Records supplied
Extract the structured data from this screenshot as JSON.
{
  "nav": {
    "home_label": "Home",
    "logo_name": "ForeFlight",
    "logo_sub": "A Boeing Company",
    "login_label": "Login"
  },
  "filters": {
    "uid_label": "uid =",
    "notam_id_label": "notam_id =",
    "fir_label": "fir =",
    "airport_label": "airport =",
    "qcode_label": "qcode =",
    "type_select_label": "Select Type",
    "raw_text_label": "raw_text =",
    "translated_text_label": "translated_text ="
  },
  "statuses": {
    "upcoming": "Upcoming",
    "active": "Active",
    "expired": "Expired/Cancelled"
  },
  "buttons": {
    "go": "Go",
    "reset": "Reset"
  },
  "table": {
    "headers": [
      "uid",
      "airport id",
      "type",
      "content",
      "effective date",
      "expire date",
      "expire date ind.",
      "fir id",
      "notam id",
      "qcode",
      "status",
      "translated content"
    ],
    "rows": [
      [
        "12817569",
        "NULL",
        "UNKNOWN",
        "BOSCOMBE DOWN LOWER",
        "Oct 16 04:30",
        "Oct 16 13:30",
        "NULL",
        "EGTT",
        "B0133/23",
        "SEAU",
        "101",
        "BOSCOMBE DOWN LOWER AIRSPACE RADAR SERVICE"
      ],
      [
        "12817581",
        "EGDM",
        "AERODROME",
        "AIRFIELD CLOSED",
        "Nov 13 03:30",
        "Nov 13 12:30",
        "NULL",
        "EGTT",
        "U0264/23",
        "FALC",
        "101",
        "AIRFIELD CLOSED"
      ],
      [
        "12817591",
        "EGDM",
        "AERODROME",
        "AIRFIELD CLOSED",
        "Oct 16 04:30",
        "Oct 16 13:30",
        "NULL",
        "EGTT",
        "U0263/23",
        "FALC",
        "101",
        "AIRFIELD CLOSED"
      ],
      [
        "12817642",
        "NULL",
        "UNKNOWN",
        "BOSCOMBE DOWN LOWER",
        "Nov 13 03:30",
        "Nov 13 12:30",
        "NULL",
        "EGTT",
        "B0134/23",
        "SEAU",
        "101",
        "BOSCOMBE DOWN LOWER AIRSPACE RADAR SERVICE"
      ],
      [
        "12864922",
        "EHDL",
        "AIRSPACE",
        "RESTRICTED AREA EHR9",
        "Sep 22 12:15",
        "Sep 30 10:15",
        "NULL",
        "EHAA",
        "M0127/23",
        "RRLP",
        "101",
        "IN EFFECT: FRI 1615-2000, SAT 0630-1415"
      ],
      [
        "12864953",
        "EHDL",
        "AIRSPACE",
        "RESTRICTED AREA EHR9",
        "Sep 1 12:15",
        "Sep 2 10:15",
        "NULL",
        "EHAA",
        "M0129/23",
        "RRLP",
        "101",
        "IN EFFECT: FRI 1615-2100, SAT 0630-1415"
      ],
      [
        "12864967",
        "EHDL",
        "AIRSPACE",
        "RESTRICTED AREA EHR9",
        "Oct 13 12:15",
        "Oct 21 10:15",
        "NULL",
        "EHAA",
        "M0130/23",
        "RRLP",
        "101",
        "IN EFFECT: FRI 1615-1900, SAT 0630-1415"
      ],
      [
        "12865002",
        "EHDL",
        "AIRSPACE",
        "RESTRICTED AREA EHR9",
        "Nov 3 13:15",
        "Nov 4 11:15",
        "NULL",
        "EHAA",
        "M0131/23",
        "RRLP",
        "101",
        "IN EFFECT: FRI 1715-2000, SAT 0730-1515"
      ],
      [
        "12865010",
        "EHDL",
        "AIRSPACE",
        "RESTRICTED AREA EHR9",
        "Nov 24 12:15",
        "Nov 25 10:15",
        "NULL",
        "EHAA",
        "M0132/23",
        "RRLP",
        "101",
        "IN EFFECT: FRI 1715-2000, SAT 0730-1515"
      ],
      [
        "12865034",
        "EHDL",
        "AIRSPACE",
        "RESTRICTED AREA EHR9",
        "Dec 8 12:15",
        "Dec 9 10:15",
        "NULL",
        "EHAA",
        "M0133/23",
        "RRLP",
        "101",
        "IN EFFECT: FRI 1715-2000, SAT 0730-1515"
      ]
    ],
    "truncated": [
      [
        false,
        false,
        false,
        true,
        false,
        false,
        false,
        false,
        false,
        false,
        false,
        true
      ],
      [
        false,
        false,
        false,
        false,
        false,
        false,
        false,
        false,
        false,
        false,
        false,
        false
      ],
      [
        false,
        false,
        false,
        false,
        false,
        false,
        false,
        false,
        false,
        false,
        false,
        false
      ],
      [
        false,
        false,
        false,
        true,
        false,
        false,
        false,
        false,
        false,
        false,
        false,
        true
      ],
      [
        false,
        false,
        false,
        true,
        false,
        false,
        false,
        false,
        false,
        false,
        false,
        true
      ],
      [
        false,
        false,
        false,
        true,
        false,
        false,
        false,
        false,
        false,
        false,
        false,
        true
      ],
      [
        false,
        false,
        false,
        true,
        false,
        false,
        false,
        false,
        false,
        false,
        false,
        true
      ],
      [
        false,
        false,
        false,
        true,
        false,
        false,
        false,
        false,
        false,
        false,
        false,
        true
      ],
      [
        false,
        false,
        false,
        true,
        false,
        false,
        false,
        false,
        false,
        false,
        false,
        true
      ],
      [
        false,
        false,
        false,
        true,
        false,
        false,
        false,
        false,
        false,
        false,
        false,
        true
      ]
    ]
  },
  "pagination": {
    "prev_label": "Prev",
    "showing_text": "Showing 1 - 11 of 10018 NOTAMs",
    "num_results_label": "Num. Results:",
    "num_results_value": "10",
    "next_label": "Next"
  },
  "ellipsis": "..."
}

Required work
Repeat all the entries exactly as given.

Finished exercise
Extract the structured data from this screenshot as JSON.
{
  "nav": {
    "home_label": "Home",
    "logo_name": "ForeFlight",
    "logo_sub": "A Boeing Company",
    "login_label": "Login"
  },
  "filters": {
    "uid_label": "uid =",
    "notam_id_label": "notam_id =",
    "fir_label": "fir =",
    "airport_label": "airport =",
    "qcode_label": "qcode =",
    "type_select_label": "Select Type",
    "raw_text_label": "raw_text =",
    "translated_text_label": "translated_text ="
  },
  "statuses": {
    "upcoming": "Upcoming",
    "active": "Active",
    "expired": "Expired/Cancelled"
  },
  "buttons": {
    "go": "Go",
    "reset": "Reset"
  },
  "table": {
    "headers": [
      "uid",
      "airport id",
      "type",
      "content",
      "effective date",
      "expire date",
      "expire date ind.",
      "fir id",
      "notam id",
      "qcode",
      "status",
      "translated content"
    ],
    "rows": [
      [
        "12817569",
        "NULL",
        "UNKNOWN",
        "BOSCOMBE DOWN LOWER",
        "Oct 16 04:30",
        "Oct 16 13:30",
        "NULL",
        "EGTT",
        "B0133/23",
        "SEAU",
        "101",
        "BOSCOMBE DOWN LOWER AIRSPACE RADAR SERVICE"
      ],
      [
        "12817581",
        "EGDM",
        "AERODROME",
        "AIRFIELD CLOSED",
        "Nov 13 03:30",
        "Nov 13 12:30",
        "NULL",
        "EGTT",
        "U0264/23",
        "FALC",
        "101",
        "AIRFIELD CLOSED"
      ],
      [
        "12817591",
        "EGDM",
        "AERODROME",
        "AIRFIELD CLOSED",
        "Oct 16 04:30",
        "Oct 16 13:30",
        "NULL",
        "EGTT",
        "U0263/23",
        "FALC",
        "101",
        "AIRFIELD CLOSED"
      ],
      [
        "12817642",
        "NULL",
        "UNKNOWN",
        "BOSCOMBE DOWN LOWER",
        "Nov 13 03:30",
        "Nov 13 12:30",
        "NULL",
        "EGTT",
        "B0134/23",
        "SEAU",
        "101",
        "BOSCOMBE DOWN LOWER AIRSPACE RADAR SERVICE"
      ],
      [
        "12864922",
        "EHDL",
        "AIRSPACE",
        "RESTRICTED AREA EHR9",
        "Sep 22 12:15",
        "Sep 30 10:15",
        "NULL",
        "EHAA",
        "M0127/23",
        "RRLP",
        "101",
        "IN EFFECT: FRI 1615-2000, SAT 0630-1415"
      ],
      [
        "12864953",
        "EHDL",
        "AIRSPACE",
        "RESTRICTED AREA EHR9",
        "Sep 1 12:15",
        "Sep 2 10:15",
        "NULL",
        "EHAA",
        "M0129/23",
        "RRLP",
        "101",
        "IN EFFECT: FRI 1615-2100, SAT 0630-1415"
      ],
      [
        "12864967",
        "EHDL",
        "AIRSPACE",
        "RESTRICTED AREA EHR9",
        "Oct 13 12:15",
        "Oct 21 10:15",
        "NULL",
        "EHAA",
        "M0130/23",
        "RRLP",
        "101",
        "IN EFFECT: FRI 1615-1900, SAT 0630-1415"
      ],
      [
        "12865002",
        "EHDL",
        "AIRSPACE",
        "RESTRICTED AREA EHR9",
        "Nov 3 13:15",
        "Nov 4 11:15",
        "NULL",
        "EHAA",
        "M0131/23",
        "RRLP",
        "101",
        "IN EFFECT: FRI 1715-2000, SAT 0730-1515"
      ],
      [
        "12865010",
        "EHDL",
        "AIRSPACE",
        "RESTRICTED AREA EHR9",
        "Nov 24 12:15",
        "Nov 25 10:15",
        "NULL",
        "EHAA",
        "M0132/23",
        "RRLP",
        "101",
        "IN EFFECT: FRI 1715-2000, SAT 0730-1515"
      ],
      [
        "12865034",
        "EHDL",
        "AIRSPACE",
        "RESTRICTED AREA EHR9",
        "Dec 8 12:15",
        "Dec 9 10:15",
        "NULL",
        "EHAA",
        "M0133/23",
        "RRLP",
        "101",
        "IN EFFECT: FRI 1715-2000, SAT 0730-1515"
      ]
    ],
    "truncated": [
      [
        false,
        false,
        false,
        true,
        false,
        false,
        false,
        false,
        false,
        false,
        false,
        true
      ],
      [
        false,
        false,
        false,
        false,
        false,
        false,
        false,
        false,
        false,
        false,
        false,
        false
      ],
      [
        false,
        false,
        false,
        false,
        false,
        false,
        false,
        false,
        false,
        false,
        false,
        false
      ],
      [
        false,
        false,
        false,
        true,
        false,
        false,
        false,
        false,
        false,
        false,
        false,
        true
      ],
      [
        false,
        false,
        false,
        true,
        false,
        false,
        false,
        false,
        false,
        false,
        false,
        true
      ],
      [
        false,
        false,
        false,
        true,
        false,
        false,
        false,
        false,
        false,
        false,
        false,
        true
      ],
      [
        false,
        false,
        false,
        true,
        false,
        false,
        false,
        false,
        false,
        false,
        false,
        true
      ],
      [
        false,
        false,
        false,
        true,
        false,
        false,
        false,
        false,
        false,
        false,
        false,
        true
      ],
      [
        false,
        false,
        false,
        true,
        false,
        false,
        false,
        false,
        false,
        false,
        false,
        true
      ],
      [
        false,
        false,
        false,
        true,
        false,
        false,
        false,
        false,
        false,
        false,
        false,
        true
      ]
    ]
  },
  "pagination": {
    "prev_label": "Prev",
    "showing_text": "Showing 1 - 11 of 10018 NOTAMs",
    "num_results_label": "Num. Results:",
    "num_results_value": "10",
    "next_label": "Next"
  },
  "ellipsis": "..."
}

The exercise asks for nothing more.